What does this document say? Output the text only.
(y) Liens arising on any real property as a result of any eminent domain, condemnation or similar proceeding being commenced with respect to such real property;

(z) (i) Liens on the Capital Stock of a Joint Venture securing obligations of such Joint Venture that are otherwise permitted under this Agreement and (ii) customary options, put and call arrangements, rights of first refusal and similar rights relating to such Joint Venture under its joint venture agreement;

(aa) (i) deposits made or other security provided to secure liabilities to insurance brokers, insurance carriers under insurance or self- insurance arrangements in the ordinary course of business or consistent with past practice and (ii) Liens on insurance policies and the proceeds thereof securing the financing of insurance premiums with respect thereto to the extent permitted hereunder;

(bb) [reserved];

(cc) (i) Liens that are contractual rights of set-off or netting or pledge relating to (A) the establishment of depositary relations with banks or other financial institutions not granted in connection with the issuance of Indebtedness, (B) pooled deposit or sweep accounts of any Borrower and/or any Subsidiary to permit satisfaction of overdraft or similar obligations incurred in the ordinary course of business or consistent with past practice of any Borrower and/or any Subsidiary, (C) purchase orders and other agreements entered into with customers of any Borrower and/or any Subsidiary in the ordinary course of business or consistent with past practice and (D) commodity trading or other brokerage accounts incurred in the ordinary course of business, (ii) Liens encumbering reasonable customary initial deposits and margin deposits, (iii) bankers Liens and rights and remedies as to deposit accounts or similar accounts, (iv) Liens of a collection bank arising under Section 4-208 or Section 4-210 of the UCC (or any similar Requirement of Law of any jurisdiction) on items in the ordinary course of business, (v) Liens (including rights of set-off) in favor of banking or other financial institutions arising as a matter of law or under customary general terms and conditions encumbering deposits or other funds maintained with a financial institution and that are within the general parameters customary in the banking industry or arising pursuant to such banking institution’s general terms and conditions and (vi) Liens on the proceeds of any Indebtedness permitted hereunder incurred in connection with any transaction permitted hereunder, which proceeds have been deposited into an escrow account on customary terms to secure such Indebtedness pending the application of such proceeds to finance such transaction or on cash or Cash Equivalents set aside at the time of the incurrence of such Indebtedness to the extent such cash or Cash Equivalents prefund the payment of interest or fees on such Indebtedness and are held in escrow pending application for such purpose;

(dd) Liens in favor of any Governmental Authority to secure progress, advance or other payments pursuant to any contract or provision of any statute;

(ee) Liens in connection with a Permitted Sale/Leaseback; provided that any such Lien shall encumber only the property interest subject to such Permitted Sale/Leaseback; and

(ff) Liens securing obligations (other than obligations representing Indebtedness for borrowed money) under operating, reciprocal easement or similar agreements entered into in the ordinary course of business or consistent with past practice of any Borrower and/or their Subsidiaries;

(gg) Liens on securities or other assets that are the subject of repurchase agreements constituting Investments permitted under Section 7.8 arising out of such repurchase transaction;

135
++++++
WHAT THE TASK ASKS — Return all of the entries exactly as written.

CORRECT RESPONSE —
What does this document say? Output the text only.
(y) Liens arising on any real property as a result of any eminent domain, condemnation or similar proceeding being commenced with respect to such real property;

(z) (i) Liens on the Capital Stock of a Joint Venture securing obligations of such Joint Venture that are otherwise permitted under this Agreement and (ii) customary options, put and call arrangements, rights of first refusal and similar rights relating to such Joint Venture under its joint venture agreement;

(aa) (i) deposits made or other security provided to secure liabilities to insurance brokers, insurance carriers under insurance or self- insurance arrangements in the ordinary course of business or consistent with past practice and (ii) Liens on insurance policies and the proceeds thereof securing the financing of insurance premiums with respect thereto to the extent permitted hereunder;

(bb) [reserved];

(cc) (i) Liens that are contractual rights of set-off or netting or pledge relating to (A) the establishment of depositary relations with banks or other financial institutions not granted in connection with the issuance of Indebtedness, (B) pooled deposit or sweep accounts of any Borrower and/or any Subsidiary to permit satisfaction of overdraft or similar obligations incurred in the ordinary course of business or consistent with past practice of any Borrower and/or any Subsidiary, (C) purchase orders and other agreements entered into with customers of any Borrower and/or any Subsidiary in the ordinary course of business or consistent with past practice and (D) commodity trading or other brokerage accounts incurred in the ordinary course of business, (ii) Liens encumbering reasonable customary initial deposits and margin deposits, (iii) bankers Liens and rights and remedies as to deposit accounts or similar accounts, (iv) Liens of a collection bank arising under Section 4-208 or Section 4-210 of the UCC (or any similar Requirement of Law of any jurisdiction) on items in the ordinary course of business, (v) Liens (including rights of set-off) in favor of banking or other financial institutions arising as a matter of law or under customary general terms and conditions encumbering deposits or other funds maintained with a financial institution and that are within the general parameters customary in the banking industry or arising pursuant to such banking institution’s general terms and conditions and (vi) Liens on the proceeds of any Indebtedness permitted hereunder incurred in connection with any transaction permitted hereunder, which proceeds have been deposited into an escrow account on customary terms to secure such Indebtedness pending the application of such proceeds to finance such transaction or on cash or Cash Equivalents set aside at the time of the incurrence of such Indebtedness to the extent such cash or Cash Equivalents prefund the payment of interest or fees on such Indebtedness and are held in escrow pending application for such purpose;

(dd) Liens in favor of any Governmental Authority to secure progress, advance or other payments pursuant to any contract or provision of any statute;

(ee) Liens in connection with a Permitted Sale/Leaseback; provided that any such Lien shall encumber only the property interest subject to such Permitted Sale/Leaseback; and

(ff) Liens securing obligations (other than obligations representing Indebtedness for borrowed money) under operating, reciprocal easement or similar agreements entered into in the ordinary course of business or consistent with past practice of any Borrower and/or their Subsidiaries;

(gg) Liens on securities or other assets that are the subject of repurchase agreements constituting Investments permitted under Section 7.8 arising out of such repurchase transaction;

135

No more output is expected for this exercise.